Work instructions: Scan the entries below and extract each line with the word "JSON" in it.

Available data:
-- START --

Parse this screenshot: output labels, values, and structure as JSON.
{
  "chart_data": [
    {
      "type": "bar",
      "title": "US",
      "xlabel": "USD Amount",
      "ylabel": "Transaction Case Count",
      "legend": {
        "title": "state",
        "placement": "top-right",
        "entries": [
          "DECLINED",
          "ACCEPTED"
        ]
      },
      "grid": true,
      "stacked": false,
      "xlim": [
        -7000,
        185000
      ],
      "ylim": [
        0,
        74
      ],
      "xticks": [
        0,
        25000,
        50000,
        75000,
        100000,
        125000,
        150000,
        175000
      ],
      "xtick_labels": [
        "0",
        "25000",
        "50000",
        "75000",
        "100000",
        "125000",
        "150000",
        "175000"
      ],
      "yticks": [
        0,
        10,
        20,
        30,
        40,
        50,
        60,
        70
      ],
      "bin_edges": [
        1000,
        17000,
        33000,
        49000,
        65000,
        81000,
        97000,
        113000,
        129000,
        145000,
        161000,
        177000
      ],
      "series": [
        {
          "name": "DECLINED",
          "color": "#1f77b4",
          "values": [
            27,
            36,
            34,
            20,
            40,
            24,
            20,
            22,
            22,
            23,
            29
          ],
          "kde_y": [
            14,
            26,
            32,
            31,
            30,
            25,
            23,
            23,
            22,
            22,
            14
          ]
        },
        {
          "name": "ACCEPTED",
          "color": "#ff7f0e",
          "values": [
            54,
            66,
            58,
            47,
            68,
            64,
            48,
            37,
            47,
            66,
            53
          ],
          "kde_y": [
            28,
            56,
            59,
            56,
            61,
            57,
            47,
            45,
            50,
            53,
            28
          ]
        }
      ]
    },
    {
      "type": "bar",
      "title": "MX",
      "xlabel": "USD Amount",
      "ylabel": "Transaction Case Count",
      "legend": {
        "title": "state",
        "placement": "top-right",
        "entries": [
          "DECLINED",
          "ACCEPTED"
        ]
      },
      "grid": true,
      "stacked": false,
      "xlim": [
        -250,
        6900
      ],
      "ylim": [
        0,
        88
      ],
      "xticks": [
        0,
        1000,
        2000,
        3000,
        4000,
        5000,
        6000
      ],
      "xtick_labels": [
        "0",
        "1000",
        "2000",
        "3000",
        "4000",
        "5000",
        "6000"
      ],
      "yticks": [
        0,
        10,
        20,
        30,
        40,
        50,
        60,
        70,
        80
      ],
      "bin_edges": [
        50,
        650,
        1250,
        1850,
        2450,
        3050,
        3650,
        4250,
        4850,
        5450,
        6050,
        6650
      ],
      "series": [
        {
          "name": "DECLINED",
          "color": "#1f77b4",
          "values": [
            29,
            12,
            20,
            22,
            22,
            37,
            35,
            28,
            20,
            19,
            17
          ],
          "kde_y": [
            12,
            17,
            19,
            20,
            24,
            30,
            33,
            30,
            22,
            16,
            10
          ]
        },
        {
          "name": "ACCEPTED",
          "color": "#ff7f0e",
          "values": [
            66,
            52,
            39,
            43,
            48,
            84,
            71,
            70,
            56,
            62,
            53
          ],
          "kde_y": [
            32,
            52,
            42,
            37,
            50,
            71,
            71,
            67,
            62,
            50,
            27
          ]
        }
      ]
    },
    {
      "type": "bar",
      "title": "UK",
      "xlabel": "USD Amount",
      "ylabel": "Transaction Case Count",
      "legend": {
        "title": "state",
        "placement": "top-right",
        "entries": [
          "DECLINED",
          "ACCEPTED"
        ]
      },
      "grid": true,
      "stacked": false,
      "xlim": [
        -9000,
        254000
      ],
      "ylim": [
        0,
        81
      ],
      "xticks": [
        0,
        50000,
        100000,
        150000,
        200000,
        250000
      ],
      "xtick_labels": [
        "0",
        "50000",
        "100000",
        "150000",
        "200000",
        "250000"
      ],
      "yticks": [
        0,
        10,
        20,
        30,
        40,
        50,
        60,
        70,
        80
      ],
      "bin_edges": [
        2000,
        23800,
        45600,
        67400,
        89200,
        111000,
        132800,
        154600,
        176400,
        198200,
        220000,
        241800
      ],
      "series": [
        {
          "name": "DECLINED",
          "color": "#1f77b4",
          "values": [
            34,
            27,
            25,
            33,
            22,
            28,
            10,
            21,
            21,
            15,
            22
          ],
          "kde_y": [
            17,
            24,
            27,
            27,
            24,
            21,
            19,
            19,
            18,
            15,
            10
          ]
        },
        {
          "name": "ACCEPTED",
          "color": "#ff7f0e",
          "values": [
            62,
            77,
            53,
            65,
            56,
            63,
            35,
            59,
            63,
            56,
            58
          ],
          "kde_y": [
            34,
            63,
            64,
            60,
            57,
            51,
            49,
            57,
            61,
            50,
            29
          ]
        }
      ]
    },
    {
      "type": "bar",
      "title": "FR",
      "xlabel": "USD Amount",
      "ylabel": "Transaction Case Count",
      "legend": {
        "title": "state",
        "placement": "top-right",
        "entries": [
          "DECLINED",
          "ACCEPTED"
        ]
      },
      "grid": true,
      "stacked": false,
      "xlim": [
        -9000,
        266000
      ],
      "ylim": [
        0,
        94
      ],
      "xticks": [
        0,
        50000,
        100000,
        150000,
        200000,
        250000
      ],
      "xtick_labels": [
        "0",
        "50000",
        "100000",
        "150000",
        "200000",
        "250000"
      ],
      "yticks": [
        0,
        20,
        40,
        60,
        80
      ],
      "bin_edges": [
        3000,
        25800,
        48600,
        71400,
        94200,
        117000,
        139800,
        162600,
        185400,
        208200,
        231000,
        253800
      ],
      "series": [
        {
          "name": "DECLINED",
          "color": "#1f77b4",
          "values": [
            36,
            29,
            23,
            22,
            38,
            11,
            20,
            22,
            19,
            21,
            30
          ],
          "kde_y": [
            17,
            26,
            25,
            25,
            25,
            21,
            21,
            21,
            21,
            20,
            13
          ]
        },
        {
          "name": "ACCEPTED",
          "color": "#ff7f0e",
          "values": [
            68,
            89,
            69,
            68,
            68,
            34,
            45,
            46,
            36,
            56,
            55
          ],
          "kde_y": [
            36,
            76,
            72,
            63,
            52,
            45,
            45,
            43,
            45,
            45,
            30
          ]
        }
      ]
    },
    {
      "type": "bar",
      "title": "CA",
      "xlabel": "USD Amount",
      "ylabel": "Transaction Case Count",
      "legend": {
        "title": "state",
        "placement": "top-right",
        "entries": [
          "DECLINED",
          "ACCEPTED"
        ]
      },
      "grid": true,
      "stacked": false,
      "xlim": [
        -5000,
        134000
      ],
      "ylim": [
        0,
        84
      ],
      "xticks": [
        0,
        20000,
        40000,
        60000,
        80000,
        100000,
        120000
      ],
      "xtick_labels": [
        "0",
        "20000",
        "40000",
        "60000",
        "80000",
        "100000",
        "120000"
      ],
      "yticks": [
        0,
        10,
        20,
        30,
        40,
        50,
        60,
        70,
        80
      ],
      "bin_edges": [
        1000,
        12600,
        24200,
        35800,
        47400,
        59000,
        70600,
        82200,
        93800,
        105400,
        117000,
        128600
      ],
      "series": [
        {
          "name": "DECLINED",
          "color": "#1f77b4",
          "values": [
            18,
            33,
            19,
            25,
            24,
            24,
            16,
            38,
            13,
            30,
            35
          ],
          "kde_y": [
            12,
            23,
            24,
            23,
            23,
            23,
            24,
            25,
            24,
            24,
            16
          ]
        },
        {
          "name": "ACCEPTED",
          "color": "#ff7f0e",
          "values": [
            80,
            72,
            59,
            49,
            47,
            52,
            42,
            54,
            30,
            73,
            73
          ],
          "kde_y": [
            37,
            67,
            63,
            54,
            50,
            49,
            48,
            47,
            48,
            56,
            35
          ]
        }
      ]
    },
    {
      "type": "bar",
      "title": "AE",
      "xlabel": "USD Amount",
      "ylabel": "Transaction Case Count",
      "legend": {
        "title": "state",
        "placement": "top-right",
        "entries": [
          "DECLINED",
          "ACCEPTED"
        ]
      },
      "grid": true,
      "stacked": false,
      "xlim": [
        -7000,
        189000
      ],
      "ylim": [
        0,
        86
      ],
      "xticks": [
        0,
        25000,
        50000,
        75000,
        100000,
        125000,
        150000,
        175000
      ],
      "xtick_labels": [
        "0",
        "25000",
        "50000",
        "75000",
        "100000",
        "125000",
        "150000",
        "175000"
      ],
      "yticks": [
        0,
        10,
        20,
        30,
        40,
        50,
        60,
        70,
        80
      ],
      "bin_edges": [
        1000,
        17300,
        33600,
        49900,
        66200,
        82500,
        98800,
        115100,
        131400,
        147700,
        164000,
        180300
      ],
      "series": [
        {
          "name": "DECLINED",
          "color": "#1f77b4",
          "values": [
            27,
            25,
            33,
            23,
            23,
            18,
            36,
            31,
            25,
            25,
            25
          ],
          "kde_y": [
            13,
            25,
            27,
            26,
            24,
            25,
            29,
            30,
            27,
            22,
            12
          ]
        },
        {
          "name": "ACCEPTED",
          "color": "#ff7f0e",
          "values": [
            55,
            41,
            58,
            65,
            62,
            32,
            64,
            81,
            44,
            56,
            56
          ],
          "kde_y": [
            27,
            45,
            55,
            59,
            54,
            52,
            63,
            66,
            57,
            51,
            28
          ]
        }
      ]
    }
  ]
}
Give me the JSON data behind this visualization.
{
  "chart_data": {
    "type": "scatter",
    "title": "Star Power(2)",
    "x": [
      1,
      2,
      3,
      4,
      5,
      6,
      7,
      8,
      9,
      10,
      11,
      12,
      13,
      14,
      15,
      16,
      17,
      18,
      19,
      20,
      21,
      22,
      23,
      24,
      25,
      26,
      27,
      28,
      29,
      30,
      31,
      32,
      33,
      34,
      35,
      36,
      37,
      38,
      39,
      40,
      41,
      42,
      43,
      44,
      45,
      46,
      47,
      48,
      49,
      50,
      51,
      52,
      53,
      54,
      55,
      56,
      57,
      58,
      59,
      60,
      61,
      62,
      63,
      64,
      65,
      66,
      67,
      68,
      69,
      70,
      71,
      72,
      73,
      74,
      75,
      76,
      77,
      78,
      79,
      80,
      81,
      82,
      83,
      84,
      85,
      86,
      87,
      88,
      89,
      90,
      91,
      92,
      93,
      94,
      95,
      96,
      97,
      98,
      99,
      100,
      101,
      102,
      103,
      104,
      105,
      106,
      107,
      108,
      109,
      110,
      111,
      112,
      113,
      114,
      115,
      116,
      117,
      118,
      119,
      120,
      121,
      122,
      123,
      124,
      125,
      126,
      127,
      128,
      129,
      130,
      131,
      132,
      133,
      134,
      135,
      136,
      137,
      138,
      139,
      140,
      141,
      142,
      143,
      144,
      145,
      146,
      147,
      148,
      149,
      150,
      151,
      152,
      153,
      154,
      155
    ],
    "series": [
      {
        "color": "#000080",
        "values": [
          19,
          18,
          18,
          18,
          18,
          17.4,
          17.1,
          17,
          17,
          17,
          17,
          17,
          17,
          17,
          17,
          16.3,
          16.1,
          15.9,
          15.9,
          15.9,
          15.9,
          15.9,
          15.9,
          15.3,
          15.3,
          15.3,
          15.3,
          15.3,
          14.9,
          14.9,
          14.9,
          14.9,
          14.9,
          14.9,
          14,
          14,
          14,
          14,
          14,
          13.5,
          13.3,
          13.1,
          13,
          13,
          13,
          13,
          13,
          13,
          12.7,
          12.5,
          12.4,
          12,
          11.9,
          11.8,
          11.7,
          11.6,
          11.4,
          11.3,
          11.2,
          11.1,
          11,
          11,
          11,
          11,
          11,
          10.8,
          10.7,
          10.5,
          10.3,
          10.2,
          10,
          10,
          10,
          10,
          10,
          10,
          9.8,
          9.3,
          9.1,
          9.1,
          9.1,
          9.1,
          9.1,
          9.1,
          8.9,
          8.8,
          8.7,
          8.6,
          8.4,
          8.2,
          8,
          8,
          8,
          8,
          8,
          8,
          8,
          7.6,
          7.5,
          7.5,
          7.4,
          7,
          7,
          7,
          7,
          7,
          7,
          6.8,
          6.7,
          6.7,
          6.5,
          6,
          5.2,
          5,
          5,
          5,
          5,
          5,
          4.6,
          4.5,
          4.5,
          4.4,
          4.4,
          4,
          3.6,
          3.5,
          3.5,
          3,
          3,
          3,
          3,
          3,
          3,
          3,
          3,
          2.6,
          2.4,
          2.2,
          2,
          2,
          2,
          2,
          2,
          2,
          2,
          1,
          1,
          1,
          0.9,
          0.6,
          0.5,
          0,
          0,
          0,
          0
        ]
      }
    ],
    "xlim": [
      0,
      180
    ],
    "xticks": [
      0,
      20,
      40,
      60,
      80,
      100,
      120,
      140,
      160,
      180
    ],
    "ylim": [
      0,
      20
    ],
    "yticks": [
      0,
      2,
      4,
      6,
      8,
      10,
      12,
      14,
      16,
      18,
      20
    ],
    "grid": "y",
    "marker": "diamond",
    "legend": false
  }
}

-- END --

Finished answer:
Parse this screenshot: output labels, values, and structure as JSON.
Give me the JSON data behind this visualization.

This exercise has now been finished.